Source passage:
Epistemic Alignment: A Mediating Framework for User-LLM Knowledge Delivery
Journal:
arXiv
Published Date:
Apr 1, 2025
Abstract
LLMs increasingly serve as tools for knowledge acquisition, yet users cannot
effectively specify how they want information presented. When users request
that LLMs "cite reputable sources," "express appropriate uncertainty," or
"include multiple perspectives," they discover that current interfaces provide
no structured way to articulate these preferences. The result is prompt sharing
folklore: community-specific copied prompts passed through trust relationships
rather than based on measured efficacy. We propose the Epistemic Alignment
Framework, a set of ten challenges in knowledge transmission derived from the
philosophical literature of epistemology, concerning issues such as evidence
quality assessment and calibration of testimonial reliance. The framework
serves as a structured intermediary between user needs and system capabilities,
creating a common vocabulary to bridge the gap between what users want and what
systems deliver. Through a thematic analysis of custom prompts and
personalization strategies shared on online communities where these issues are
actively discussed, we find users develop elaborate workarounds to address each
of the challenges. We then apply our framework to two prominent model
providers, OpenAI and Anthropic, through content analysis of their documented
policies and product features. Our analysis shows that while these providers
have partially addressed the challenges we identified, they fail to establish
adequate mechanisms for specifying epistemic preferences, lack transparency
about how preferences are implemented, and offer no verification tools to
confirm whether preferences were followed. For AI developers, the Epistemic
Alignment Framework offers concrete guidance for supporting diverse approaches
to knowledge; for users, it works toward information delivery that aligns with
their specific needs rather than defaulting to one-size-fits-all approaches.

Records:

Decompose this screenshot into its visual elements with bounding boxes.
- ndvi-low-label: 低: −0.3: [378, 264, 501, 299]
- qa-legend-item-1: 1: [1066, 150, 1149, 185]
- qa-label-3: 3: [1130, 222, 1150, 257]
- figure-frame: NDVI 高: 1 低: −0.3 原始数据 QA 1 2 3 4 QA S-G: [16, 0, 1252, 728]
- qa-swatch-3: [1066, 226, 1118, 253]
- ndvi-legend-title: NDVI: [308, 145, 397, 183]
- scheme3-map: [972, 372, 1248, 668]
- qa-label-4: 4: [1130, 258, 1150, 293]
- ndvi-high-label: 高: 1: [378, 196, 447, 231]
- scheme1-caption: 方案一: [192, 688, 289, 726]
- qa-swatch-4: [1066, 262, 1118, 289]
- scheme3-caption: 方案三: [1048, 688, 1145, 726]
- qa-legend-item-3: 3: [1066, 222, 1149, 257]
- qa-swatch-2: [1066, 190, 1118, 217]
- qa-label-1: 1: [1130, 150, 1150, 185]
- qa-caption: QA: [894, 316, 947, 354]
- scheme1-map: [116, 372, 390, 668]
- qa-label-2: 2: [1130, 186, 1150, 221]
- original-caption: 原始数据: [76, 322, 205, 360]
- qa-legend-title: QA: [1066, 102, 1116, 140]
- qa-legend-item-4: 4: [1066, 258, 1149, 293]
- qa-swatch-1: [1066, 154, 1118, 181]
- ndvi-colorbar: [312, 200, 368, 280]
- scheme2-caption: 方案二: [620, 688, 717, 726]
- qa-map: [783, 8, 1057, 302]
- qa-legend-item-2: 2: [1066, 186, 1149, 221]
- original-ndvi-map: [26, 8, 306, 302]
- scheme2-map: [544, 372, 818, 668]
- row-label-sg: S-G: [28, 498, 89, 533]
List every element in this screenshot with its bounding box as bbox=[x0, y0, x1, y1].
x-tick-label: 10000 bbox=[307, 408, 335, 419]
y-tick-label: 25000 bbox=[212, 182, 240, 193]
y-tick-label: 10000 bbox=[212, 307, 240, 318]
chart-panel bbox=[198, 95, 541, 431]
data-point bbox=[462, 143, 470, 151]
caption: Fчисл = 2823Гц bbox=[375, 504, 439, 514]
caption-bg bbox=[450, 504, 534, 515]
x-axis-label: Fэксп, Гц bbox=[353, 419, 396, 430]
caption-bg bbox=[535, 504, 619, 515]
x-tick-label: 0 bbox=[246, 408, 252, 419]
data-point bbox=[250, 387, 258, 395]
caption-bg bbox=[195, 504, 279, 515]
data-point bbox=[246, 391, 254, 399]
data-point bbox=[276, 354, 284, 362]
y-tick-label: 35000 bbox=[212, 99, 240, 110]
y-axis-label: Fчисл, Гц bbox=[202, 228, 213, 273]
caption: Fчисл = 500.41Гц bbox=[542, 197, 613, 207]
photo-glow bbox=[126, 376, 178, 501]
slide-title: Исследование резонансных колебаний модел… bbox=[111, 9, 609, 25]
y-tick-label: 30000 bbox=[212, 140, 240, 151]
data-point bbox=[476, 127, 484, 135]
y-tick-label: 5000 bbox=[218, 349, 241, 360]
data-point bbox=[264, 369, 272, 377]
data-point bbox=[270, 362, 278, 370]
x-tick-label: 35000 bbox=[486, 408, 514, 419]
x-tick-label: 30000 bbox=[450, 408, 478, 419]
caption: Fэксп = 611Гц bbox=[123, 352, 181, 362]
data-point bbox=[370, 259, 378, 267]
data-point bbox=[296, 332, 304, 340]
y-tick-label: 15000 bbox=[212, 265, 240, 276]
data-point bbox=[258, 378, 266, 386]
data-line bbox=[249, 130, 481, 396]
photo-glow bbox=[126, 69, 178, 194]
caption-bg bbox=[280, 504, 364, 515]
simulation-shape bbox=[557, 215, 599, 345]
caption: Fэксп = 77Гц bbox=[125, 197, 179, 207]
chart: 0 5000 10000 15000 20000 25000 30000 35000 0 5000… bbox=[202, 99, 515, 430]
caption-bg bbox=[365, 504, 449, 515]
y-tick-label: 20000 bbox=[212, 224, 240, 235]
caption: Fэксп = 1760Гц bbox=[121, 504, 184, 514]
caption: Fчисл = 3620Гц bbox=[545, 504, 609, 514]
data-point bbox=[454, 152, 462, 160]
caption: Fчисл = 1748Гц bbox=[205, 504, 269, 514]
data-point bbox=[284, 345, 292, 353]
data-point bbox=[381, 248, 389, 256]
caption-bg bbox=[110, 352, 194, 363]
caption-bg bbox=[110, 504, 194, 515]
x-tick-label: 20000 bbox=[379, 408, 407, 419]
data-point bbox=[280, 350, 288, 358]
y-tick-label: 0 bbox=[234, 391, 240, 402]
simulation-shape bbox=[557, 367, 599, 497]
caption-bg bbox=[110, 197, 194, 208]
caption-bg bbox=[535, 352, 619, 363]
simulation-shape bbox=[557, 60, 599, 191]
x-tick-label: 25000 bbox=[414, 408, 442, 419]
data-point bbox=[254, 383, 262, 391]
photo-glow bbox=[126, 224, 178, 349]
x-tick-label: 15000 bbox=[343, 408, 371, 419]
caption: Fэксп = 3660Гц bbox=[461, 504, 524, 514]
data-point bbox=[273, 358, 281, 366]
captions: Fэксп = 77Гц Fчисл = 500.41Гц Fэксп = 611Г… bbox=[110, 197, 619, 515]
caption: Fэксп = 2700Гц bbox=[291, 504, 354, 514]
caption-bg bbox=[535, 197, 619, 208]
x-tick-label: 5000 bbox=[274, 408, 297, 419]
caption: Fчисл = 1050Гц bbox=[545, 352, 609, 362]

Exercise prompt: In the abstract on epistemic alignment, which two model providers does the framework get applied to?

Written response: OpenAI and Anthropic.